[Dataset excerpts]
------------------------------------------------

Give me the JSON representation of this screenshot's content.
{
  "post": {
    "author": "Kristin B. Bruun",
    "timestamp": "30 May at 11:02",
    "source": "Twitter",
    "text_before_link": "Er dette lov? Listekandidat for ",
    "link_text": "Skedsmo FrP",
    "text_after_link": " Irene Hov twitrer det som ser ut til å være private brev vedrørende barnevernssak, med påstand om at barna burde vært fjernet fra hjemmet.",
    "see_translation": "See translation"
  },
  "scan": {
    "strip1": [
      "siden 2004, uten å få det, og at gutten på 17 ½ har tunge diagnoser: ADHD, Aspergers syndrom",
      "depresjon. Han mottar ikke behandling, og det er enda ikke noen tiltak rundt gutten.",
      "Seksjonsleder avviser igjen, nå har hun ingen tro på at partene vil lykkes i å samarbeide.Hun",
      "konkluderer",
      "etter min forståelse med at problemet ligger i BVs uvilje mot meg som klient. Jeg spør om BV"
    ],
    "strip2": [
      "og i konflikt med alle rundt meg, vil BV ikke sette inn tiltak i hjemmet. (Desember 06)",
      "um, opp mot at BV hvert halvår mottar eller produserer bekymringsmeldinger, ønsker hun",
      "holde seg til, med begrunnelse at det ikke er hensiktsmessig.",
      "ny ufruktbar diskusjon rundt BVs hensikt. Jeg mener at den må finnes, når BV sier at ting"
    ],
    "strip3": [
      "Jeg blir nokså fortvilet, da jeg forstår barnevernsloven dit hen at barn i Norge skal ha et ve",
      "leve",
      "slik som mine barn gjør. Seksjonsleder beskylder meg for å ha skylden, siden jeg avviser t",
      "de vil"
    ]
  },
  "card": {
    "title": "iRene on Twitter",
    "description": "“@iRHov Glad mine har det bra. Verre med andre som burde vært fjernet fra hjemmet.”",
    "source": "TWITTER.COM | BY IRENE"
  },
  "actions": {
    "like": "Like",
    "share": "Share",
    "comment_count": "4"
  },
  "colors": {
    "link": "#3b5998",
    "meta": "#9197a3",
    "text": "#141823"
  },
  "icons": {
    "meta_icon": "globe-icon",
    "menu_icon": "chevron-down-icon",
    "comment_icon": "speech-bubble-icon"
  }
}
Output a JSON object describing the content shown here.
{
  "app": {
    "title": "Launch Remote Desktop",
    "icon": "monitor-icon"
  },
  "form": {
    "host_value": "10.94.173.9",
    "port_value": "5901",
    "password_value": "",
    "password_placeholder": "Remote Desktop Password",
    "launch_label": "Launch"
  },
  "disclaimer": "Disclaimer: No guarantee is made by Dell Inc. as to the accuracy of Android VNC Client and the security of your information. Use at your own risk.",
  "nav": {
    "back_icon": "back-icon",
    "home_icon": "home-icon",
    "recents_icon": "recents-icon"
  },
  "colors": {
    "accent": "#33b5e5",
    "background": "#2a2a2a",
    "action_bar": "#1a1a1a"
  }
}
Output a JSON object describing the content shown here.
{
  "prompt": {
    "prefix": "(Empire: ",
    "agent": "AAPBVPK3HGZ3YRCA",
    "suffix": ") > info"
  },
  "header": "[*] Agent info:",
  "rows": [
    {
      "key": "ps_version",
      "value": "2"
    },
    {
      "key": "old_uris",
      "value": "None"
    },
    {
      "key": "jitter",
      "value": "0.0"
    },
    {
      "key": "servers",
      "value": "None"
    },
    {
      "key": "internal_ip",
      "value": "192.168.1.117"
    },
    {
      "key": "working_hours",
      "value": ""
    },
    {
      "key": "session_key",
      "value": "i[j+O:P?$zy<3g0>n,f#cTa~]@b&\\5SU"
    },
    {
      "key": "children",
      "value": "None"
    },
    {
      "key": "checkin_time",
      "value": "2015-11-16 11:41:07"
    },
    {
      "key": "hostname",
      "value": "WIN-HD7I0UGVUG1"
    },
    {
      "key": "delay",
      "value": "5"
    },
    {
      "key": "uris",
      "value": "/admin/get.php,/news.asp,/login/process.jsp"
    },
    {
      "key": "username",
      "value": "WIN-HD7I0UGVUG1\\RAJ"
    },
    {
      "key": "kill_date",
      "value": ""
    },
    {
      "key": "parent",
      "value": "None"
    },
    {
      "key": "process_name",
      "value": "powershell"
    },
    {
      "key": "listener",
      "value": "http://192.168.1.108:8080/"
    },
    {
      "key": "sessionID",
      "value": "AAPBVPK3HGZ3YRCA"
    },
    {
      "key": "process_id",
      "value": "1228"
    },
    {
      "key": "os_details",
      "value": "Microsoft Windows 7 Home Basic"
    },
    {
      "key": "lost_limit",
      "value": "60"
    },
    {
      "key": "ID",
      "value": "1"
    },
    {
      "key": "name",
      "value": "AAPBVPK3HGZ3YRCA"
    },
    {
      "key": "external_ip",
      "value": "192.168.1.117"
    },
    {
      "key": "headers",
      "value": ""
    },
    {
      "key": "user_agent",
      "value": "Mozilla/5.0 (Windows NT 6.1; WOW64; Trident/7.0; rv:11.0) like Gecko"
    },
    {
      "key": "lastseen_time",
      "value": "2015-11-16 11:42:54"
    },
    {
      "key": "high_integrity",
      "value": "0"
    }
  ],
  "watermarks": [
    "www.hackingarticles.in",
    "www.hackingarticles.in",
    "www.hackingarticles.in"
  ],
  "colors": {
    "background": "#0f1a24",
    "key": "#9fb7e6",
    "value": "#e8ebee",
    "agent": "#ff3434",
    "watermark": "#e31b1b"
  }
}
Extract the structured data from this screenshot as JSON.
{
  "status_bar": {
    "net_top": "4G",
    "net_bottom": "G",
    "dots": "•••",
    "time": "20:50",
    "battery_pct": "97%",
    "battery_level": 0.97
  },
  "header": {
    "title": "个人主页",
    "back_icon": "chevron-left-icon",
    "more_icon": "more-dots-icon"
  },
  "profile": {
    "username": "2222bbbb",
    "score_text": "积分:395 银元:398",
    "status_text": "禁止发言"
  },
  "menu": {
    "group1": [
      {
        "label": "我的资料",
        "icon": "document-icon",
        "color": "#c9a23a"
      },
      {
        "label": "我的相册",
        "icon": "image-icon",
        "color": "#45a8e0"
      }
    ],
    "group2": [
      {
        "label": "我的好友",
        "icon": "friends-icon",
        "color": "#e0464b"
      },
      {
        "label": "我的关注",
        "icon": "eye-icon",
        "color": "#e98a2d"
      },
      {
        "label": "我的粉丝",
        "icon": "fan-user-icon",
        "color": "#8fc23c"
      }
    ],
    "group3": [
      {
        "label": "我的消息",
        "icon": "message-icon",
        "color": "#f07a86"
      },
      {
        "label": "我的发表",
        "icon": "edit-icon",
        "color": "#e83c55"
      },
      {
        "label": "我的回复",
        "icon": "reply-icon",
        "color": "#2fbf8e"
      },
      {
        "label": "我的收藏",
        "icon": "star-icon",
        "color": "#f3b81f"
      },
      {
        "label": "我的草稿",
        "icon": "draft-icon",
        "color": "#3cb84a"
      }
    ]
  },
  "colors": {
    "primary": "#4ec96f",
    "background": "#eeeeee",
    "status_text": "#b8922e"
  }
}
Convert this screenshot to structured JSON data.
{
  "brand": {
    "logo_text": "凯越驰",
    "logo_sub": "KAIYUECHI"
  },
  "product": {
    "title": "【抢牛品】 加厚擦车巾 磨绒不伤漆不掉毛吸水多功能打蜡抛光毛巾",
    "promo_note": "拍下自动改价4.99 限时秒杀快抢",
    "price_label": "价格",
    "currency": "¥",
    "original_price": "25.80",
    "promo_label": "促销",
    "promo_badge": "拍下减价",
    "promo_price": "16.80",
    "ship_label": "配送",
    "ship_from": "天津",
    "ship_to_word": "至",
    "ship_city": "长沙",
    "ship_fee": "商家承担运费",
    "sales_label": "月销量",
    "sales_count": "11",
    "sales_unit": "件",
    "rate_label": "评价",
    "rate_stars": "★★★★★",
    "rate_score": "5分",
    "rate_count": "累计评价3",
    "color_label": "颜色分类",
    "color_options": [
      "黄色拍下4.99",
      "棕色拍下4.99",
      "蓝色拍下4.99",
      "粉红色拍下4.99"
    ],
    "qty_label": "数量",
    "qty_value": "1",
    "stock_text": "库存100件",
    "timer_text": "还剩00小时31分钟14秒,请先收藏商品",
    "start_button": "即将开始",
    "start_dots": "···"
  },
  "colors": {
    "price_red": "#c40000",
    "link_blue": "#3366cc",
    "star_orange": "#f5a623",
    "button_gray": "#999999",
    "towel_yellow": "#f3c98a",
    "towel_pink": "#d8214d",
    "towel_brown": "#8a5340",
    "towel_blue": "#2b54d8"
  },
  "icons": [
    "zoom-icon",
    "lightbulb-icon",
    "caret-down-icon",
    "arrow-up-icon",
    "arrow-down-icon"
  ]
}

------------------------------------------------

▸ Objective
Pick out all the lines with the word "mottar" in them and copy them.

▸ Result for this exercise
      "depresjon. Han mottar ikke behandling, og det er enda ikke noen tiltak rundt gutten.",
      "um, opp mot at BV hvert halvår mottar eller produserer bekymringsmeldinger, ønsker hun",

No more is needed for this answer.